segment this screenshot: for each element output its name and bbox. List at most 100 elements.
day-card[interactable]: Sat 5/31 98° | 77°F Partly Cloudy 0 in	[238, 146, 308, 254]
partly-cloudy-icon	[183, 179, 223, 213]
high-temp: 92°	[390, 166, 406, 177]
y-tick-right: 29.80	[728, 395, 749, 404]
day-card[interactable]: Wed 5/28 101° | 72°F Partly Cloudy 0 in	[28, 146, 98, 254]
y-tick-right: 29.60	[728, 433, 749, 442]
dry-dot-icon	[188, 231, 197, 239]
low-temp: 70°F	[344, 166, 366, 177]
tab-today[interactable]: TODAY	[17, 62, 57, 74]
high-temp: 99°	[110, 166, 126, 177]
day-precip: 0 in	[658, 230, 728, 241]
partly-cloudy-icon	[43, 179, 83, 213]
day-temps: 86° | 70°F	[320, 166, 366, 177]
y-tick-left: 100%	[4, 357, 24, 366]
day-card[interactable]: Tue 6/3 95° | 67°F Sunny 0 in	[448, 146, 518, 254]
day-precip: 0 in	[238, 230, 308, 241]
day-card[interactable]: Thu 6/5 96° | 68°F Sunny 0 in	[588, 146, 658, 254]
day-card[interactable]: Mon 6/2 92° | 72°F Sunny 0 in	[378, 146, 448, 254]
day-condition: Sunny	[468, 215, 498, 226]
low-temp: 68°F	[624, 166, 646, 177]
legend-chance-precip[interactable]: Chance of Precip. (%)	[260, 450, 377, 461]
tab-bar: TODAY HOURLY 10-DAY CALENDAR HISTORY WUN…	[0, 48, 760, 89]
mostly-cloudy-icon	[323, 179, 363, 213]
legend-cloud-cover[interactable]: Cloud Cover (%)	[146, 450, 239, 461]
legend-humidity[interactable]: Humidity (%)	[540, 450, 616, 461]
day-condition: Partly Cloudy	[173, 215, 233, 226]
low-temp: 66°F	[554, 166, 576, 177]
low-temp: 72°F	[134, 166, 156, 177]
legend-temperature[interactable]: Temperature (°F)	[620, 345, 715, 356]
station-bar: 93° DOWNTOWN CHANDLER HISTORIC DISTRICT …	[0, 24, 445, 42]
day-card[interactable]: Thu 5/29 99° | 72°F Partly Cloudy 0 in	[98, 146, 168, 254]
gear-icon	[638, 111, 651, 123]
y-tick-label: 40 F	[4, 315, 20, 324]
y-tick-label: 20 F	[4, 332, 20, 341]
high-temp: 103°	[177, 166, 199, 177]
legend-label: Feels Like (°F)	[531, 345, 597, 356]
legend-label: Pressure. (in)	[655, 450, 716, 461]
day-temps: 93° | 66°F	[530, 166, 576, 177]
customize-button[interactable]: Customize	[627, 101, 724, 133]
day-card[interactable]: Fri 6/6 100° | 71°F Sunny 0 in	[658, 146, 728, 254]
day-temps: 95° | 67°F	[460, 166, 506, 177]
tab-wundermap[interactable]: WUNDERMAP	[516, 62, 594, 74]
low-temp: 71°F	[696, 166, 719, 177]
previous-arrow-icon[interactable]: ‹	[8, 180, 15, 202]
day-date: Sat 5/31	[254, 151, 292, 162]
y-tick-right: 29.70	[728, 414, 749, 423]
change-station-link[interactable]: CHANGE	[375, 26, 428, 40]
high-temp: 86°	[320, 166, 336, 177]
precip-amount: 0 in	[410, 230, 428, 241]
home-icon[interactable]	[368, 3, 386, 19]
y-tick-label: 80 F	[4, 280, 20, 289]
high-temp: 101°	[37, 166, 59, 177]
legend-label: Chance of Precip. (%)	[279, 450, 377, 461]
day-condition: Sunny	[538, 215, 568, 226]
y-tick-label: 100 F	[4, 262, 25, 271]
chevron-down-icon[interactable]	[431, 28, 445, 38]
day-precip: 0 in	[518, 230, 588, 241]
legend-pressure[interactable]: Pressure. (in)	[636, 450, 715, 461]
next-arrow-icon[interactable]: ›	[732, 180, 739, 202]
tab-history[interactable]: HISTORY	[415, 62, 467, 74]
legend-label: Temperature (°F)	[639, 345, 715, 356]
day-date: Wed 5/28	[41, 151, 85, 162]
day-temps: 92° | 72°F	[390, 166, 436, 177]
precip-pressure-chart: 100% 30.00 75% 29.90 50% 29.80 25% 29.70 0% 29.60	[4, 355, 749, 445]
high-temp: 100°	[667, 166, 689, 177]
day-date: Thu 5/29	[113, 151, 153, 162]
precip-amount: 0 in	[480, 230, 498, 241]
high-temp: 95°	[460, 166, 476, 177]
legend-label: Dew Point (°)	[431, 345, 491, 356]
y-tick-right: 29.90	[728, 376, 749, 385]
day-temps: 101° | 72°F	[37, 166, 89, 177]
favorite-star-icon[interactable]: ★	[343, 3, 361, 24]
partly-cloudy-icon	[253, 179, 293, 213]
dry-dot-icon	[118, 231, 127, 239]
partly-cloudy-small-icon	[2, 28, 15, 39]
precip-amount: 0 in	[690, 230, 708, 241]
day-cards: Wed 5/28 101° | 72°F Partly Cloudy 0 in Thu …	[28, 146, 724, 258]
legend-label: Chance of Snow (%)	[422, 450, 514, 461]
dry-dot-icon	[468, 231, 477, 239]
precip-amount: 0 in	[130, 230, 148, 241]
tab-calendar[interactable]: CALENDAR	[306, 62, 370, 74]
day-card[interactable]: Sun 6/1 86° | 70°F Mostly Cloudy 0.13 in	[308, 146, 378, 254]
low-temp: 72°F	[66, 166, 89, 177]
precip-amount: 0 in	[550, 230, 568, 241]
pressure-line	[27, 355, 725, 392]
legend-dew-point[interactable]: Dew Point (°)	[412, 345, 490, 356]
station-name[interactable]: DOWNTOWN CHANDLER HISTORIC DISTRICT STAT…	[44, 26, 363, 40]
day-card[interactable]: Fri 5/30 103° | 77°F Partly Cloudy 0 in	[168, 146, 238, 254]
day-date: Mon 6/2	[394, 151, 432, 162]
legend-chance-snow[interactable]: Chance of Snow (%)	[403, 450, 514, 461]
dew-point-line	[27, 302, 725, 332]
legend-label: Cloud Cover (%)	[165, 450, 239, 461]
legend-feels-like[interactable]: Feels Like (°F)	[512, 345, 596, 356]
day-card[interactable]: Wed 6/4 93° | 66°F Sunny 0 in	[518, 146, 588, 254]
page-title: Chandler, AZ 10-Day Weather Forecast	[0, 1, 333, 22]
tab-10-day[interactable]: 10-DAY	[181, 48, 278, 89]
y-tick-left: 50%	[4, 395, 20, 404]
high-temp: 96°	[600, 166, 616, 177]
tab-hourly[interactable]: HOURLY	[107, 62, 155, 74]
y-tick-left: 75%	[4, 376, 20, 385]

## [Stated exercise]
Convert each line of the data above into one string in a JSON list, leaving out any blank lines.

## [Result of this task]
[
  "segment this screenshot: for each element output its name and bbox. List at most 100 elements.",
  "day-card[interactable]: Sat 5/31 98° | 77°F Partly Cloudy 0 in\t[238, 146, 308, 254]",
  "partly-cloudy-icon\t[183, 179, 223, 213]",
  "high-temp: 92°\t[390, 166, 406, 177]",
  "y-tick-right: 29.80\t[728, 395, 749, 404]",
  "day-card[interactable]: Wed 5/28 101° | 72°F Partly Cloudy 0 in\t[28, 146, 98, 254]",
  "y-tick-right: 29.60\t[728, 433, 749, 442]",
  "dry-dot-icon\t[188, 231, 197, 239]",
  "low-temp: 70°F\t[344, 166, 366, 177]",
  "tab-today[interactable]: TODAY\t[17, 62, 57, 74]",
  "high-temp: 99°\t[110, 166, 126, 177]",
  "day-precip: 0 in\t[658, 230, 728, 241]",
  "partly-cloudy-icon\t[43, 179, 83, 213]",
  "day-temps: 86° | 70°F\t[320, 166, 366, 177]",
  "y-tick-left: 100%\t[4, 357, 24, 366]",
  "day-card[interactable]: Tue 6/3 95° | 67°F Sunny 0 in\t[448, 146, 518, 254]",
  "day-precip: 0 in\t[238, 230, 308, 241]",
  "day-card[interactable]: Thu 6/5 96° | 68°F Sunny 0 in\t[588, 146, 658, 254]",
  "day-card[interactable]: Mon 6/2 92° | 72°F Sunny 0 in\t[378, 146, 448, 254]",
  "day-condition: Sunny\t[468, 215, 498, 226]",
  "low-temp: 68°F\t[624, 166, 646, 177]",
  "legend-chance-precip[interactable]: Chance of Precip. (%)\t[260, 450, 377, 461]",
  "tab-bar: TODAY HOURLY 10-DAY CALENDAR HISTORY WUN…\t[0, 48, 760, 89]",
  "mostly-cloudy-icon\t[323, 179, 363, 213]",
  "legend-cloud-cover[interactable]: Cloud Cover (%)\t[146, 450, 239, 461]",
  "legend-humidity[interactable]: Humidity (%)\t[540, 450, 616, 461]",
  "day-condition: Partly Cloudy\t[173, 215, 233, 226]",
  "low-temp: 66°F\t[554, 166, 576, 177]",
  "low-temp: 72°F\t[134, 166, 156, 177]",
  "legend-temperature[interactable]: Temperature (°F)\t[620, 345, 715, 356]",
  "station-bar: 93° DOWNTOWN CHANDLER HISTORIC DISTRICT …\t[0, 24, 445, 42]",
  "day-card[interactable]: Thu 5/29 99° | 72°F Partly Cloudy 0 in\t[98, 146, 168, 254]",
  "gear-icon\t[638, 111, 651, 123]",
  "y-tick-label: 40 F\t[4, 315, 20, 324]",
  "y-tick-label: 20 F\t[4, 332, 20, 341]",
  "high-temp: 103°\t[177, 166, 199, 177]",
  "legend-label: Feels Like (°F)\t[531, 345, 597, 356]",
  "legend-label: Pressure. (in)\t[655, 450, 716, 461]",
  "day-temps: 93° | 66°F\t[530, 166, 576, 177]",
  "customize-button[interactable]: Customize\t[627, 101, 724, 133]",
  "day-card[interactable]: Fri 6/6 100° | 71°F Sunny 0 in\t[658, 146, 728, 254]",
  "day-temps: 95° | 67°F\t[460, 166, 506, 177]",
  "tab-wundermap[interactable]: WUNDERMAP\t[516, 62, 594, 74]",
  "low-temp: 71°F\t[696, 166, 719, 177]",
  "previous-arrow-icon[interactable]: ‹\t[8, 180, 15, 202]",
  "day-date: Sat 5/31\t[254, 151, 292, 162]",
  "y-tick-right: 29.70\t[728, 414, 749, 423]",
  "change-station-link[interactable]: CHANGE\t[375, 26, 428, 40]",
  "high-temp: 86°\t[320, 166, 336, 177]",
  "precip-amount: 0 in\t[410, 230, 428, 241]",
  "home-icon[interactable]\t[368, 3, 386, 19]",
  "y-tick-label: 80 F\t[4, 280, 20, 289]",
  "high-temp: 101°\t[37, 166, 59, 177]",
  "legend-label: Chance of Precip. (%)\t[279, 450, 377, 461]",
  "day-condition: Sunny\t[538, 215, 568, 226]",
  "y-tick-label: 100 F\t[4, 262, 25, 271]",
  "chevron-down-icon[interactable]\t[431, 28, 445, 38]",
  "day-precip: 0 in\t[518, 230, 588, 241]",
  "legend-pressure[interactable]: Pressure. (in)\t[636, 450, 715, 461]",
  "next-arrow-icon[interactable]: ›\t[732, 180, 739, 202]",
  "tab-history[interactable]: HISTORY\t[415, 62, 467, 74]",
  "legend-label: Temperature (°F)\t[639, 345, 715, 356]",
  "day-date: Wed 5/28\t[41, 151, 85, 162]",
  "day-temps: 92° | 72°F\t[390, 166, 436, 177]",
  "precip-pressure-chart: 100% 30.00 75% 29.90 50% 29.80 25% 29.70 0% 29.60\t[4, 355, 749, 445]",
  "high-temp: 100°\t[667, 166, 689, 177]",
  "day-date: Thu 5/29\t[113, 151, 153, 162]",
  "precip-amount: 0 in\t[480, 230, 498, 241]",
  "high-temp: 95°\t[460, 166, 476, 177]",
  "legend-label: Dew Point (°)\t[431, 345, 491, 356]",
  "y-tick-right: 29.90\t[728, 376, 749, 385]",
  "day-temps: 101° | 72°F\t[37, 166, 89, 177]",
  "favorite-star-icon[interactable]: ★\t[343, 3, 361, 24]",
  "partly-cloudy-icon\t[253, 179, 293, 213]",
  "dry-dot-icon\t[118, 231, 127, 239]",
  "partly-cloudy-small-icon\t[2, 28, 15, 39]",
  "precip-amount: 0 in\t[690, 230, 708, 241]",
  "day-cards: Wed 5/28 101° | 72°F Partly Cloudy 0 in Thu …\t[28, 146, 724, 258]",
  "legend-label: Chance of Snow (%)\t[422, 450, 514, 461]",
  "dry-dot-icon\t[468, 231, 477, 239]",
  "precip-amount: 0 in\t[130, 230, 148, 241]",
  "tab-calendar[interactable]: CALENDAR\t[306, 62, 370, 74]",
  "day-card[interactable]: Sun 6/1 86° | 70°F Mostly Cloudy 0.13 in\t[308, 146, 378, 254]",
  "low-temp: 72°F\t[66, 166, 89, 177]",
  "precip-amount: 0 in\t[550, 230, 568, 241]",
  "pressure-line\t[27, 355, 725, 392]",
  "legend-dew-point[interactable]: Dew Point (°)\t[412, 345, 490, 356]",
  "station-name[interactable]: DOWNTOWN CHANDLER HISTORIC DISTRICT STAT…\t[44, 26, 363, 40]",
  "day-card[interactable]: Fri 5/30 103° | 77°F Partly Cloudy 0 in\t[168, 146, 238, 254]",
  "day-date: Mon 6/2\t[394, 151, 432, 162]",
  "legend-chance-snow[interactable]: Chance of Snow (%)\t[403, 450, 514, 461]",
  "dew-point-line\t[27, 302, 725, 332]",
  "legend-label: Cloud Cover (%)\t[165, 450, 239, 461]",
  "legend-feels-like[interactable]: Feels Like (°F)\t[512, 345, 596, 356]",
  "day-card[interactable]: Wed 6/4 93° | 66°F Sunny 0 in\t[518, 146, 588, 254]",
  "page-title: Chandler, AZ 10-Day Weather Forecast\t[0, 1, 333, 22]",
  "tab-10-day[interactable]: 10-DAY\t[181, 48, 278, 89]",
  "y-tick-left: 50%\t[4, 395, 20, 404]",
  "high-temp: 96°\t[600, 166, 616, 177]",
  "tab-hourly[interactable]: HOURLY\t[107, 62, 155, 74]",
  "y-tick-left: 75%\t[4, 376, 20, 385]"
]